=== INPUT ===
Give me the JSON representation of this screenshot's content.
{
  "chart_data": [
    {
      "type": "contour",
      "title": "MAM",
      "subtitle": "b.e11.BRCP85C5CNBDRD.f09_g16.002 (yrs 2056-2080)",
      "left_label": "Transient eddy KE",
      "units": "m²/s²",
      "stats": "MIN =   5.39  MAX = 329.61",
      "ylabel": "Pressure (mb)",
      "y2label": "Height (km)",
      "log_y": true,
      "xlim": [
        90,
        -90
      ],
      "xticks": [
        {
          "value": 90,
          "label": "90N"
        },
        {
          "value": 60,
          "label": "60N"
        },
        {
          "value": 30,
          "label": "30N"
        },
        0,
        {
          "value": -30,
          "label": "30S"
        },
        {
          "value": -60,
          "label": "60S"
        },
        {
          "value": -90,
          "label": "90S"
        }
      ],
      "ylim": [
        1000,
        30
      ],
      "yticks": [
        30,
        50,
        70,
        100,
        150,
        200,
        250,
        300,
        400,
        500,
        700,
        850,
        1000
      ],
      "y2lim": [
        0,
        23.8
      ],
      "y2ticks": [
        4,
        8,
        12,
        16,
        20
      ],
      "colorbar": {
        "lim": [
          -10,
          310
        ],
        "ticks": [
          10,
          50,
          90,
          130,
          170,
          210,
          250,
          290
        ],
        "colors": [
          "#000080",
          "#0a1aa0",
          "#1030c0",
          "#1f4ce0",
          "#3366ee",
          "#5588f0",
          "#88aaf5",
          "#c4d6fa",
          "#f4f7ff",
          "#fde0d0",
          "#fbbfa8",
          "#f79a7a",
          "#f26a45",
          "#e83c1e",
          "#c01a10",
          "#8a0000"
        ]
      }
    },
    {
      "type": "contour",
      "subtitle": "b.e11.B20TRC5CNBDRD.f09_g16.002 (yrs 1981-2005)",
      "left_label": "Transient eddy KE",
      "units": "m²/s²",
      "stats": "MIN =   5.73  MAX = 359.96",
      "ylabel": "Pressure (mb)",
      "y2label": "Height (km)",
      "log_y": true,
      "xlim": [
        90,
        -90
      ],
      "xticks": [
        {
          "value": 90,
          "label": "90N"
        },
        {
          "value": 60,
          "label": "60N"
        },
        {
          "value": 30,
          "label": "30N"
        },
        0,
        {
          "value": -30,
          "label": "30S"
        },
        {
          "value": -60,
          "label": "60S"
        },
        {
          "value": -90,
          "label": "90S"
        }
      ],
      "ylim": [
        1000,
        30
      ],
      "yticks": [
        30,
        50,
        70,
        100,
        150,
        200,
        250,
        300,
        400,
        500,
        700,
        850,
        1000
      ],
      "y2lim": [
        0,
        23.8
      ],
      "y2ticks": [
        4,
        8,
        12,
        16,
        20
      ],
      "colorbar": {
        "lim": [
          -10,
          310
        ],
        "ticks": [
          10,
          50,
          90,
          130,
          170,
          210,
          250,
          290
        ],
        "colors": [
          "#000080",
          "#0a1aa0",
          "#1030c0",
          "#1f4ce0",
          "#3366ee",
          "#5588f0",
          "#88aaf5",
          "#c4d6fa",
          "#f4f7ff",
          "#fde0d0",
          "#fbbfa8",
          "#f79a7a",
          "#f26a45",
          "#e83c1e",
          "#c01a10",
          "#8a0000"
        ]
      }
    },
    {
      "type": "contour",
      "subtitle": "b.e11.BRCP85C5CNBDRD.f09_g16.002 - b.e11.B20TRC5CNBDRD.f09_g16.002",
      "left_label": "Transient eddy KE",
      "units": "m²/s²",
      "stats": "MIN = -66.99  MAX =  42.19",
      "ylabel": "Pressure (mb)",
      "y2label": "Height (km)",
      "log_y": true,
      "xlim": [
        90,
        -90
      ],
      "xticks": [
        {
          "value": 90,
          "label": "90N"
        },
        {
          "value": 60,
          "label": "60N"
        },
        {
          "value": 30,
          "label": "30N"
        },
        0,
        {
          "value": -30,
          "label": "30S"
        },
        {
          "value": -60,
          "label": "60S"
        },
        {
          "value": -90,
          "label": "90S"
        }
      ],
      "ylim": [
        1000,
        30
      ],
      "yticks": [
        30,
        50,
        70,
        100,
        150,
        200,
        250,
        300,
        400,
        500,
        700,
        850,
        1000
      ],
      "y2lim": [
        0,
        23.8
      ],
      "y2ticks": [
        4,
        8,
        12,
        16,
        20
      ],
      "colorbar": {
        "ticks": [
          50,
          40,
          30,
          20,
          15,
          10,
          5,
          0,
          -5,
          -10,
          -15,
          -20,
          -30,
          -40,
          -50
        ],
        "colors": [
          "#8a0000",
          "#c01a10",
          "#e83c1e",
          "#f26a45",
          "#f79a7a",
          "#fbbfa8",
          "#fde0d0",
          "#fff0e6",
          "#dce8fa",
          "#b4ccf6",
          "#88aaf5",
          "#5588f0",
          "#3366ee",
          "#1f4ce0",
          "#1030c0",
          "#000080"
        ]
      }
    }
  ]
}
===
[CHALLENGE]
Type the material above out again, exactly.

[RESPONSE BELOW]
Give me the JSON representation of this screenshot's content.
{
  "chart_data": [
    {
      "type": "contour",
      "title": "MAM",
      "subtitle": "b.e11.BRCP85C5CNBDRD.f09_g16.002 (yrs 2056-2080)",
      "left_label": "Transient eddy KE",
      "units": "m²/s²",
      "stats": "MIN =   5.39  MAX = 329.61",
      "ylabel": "Pressure (mb)",
      "y2label": "Height (km)",
      "log_y": true,
      "xlim": [
        90,
        -90
      ],
      "xticks": [
        {
          "value": 90,
          "label": "90N"
        },
        {
          "value": 60,
          "label": "60N"
        },
        {
          "value": 30,
          "label": "30N"
        },
        0,
        {
          "value": -30,
          "label": "30S"
        },
        {
          "value": -60,
          "label": "60S"
        },
        {
          "value": -90,
          "label": "90S"
        }
      ],
      "ylim": [
        1000,
        30
      ],
      "yticks": [
        30,
        50,
        70,
        100,
        150,
        200,
        250,
        300,
        400,
        500,
        700,
        850,
        1000
      ],
      "y2lim": [
        0,
        23.8
      ],
      "y2ticks": [
        4,
        8,
        12,
        16,
        20
      ],
      "colorbar": {
        "lim": [
          -10,
          310
        ],
        "ticks": [
          10,
          50,
          90,
          130,
          170,
          210,
          250,
          290
        ],
        "colors": [
          "#000080",
          "#0a1aa0",
          "#1030c0",
          "#1f4ce0",
          "#3366ee",
          "#5588f0",
          "#88aaf5",
          "#c4d6fa",
          "#f4f7ff",
          "#fde0d0",
          "#fbbfa8",
          "#f79a7a",
          "#f26a45",
          "#e83c1e",
          "#c01a10",
          "#8a0000"
        ]
      }
    },
    {
      "type": "contour",
      "subtitle": "b.e11.B20TRC5CNBDRD.f09_g16.002 (yrs 1981-2005)",
      "left_label": "Transient eddy KE",
      "units": "m²/s²",
      "stats": "MIN =   5.73  MAX = 359.96",
      "ylabel": "Pressure (mb)",
      "y2label": "Height (km)",
      "log_y": true,
      "xlim": [
        90,
        -90
      ],
      "xticks": [
        {
          "value": 90,
          "label": "90N"
        },
        {
          "value": 60,
          "label": "60N"
        },
        {
          "value": 30,
          "label": "30N"
        },
        0,
        {
          "value": -30,
          "label": "30S"
        },
        {
          "value": -60,
          "label": "60S"
        },
        {
          "value": -90,
          "label": "90S"
        }
      ],
      "ylim": [
        1000,
        30
      ],
      "yticks": [
        30,
        50,
        70,
        100,
        150,
        200,
        250,
        300,
        400,
        500,
        700,
        850,
        1000
      ],
      "y2lim": [
        0,
        23.8
      ],
      "y2ticks": [
        4,
        8,
        12,
        16,
        20
      ],
      "colorbar": {
        "lim": [
          -10,
          310
        ],
        "ticks": [
          10,
          50,
          90,
          130,
          170,
          210,
          250,
          290
        ],
        "colors": [
          "#000080",
          "#0a1aa0",
          "#1030c0",
          "#1f4ce0",
          "#3366ee",
          "#5588f0",
          "#88aaf5",
          "#c4d6fa",
          "#f4f7ff",
          "#fde0d0",
          "#fbbfa8",
          "#f79a7a",
          "#f26a45",
          "#e83c1e",
          "#c01a10",
          "#8a0000"
        ]
      }
    },
    {
      "type": "contour",
      "subtitle": "b.e11.BRCP85C5CNBDRD.f09_g16.002 - b.e11.B20TRC5CNBDRD.f09_g16.002",
      "left_label": "Transient eddy KE",
      "units": "m²/s²",
      "stats": "MIN = -66.99  MAX =  42.19",
      "ylabel": "Pressure (mb)",
      "y2label": "Height (km)",
      "log_y": true,
      "xlim": [
        90,
        -90
      ],
      "xticks": [
        {
          "value": 90,
          "label": "90N"
        },
        {
          "value": 60,
          "label": "60N"
        },
        {
          "value": 30,
          "label": "30N"
        },
        0,
        {
          "value": -30,
          "label": "30S"
        },
        {
          "value": -60,
          "label": "60S"
        },
        {
          "value": -90,
          "label": "90S"
        }
      ],
      "ylim": [
        1000,
        30
      ],
      "yticks": [
        30,
        50,
        70,
        100,
        150,
        200,
        250,
        300,
        400,
        500,
        700,
        850,
        1000
      ],
      "y2lim": [
        0,
        23.8
      ],
      "y2ticks": [
        4,
        8,
        12,
        16,
        20
      ],
      "colorbar": {
        "ticks": [
          50,
          40,
          30,
          20,
          15,
          10,
          5,
          0,
          -5,
          -10,
          -15,
          -20,
          -30,
          -40,
          -50
        ],
        "colors": [
          "#8a0000",
          "#c01a10",
          "#e83c1e",
          "#f26a45",
          "#f79a7a",
          "#fbbfa8",
          "#fde0d0",
          "#fff0e6",
          "#dce8fa",
          "#b4ccf6",
          "#88aaf5",
          "#5588f0",
          "#3366ee",
          "#1f4ce0",
          "#1030c0",
          "#000080"
        ]
      }
    }
  ]
}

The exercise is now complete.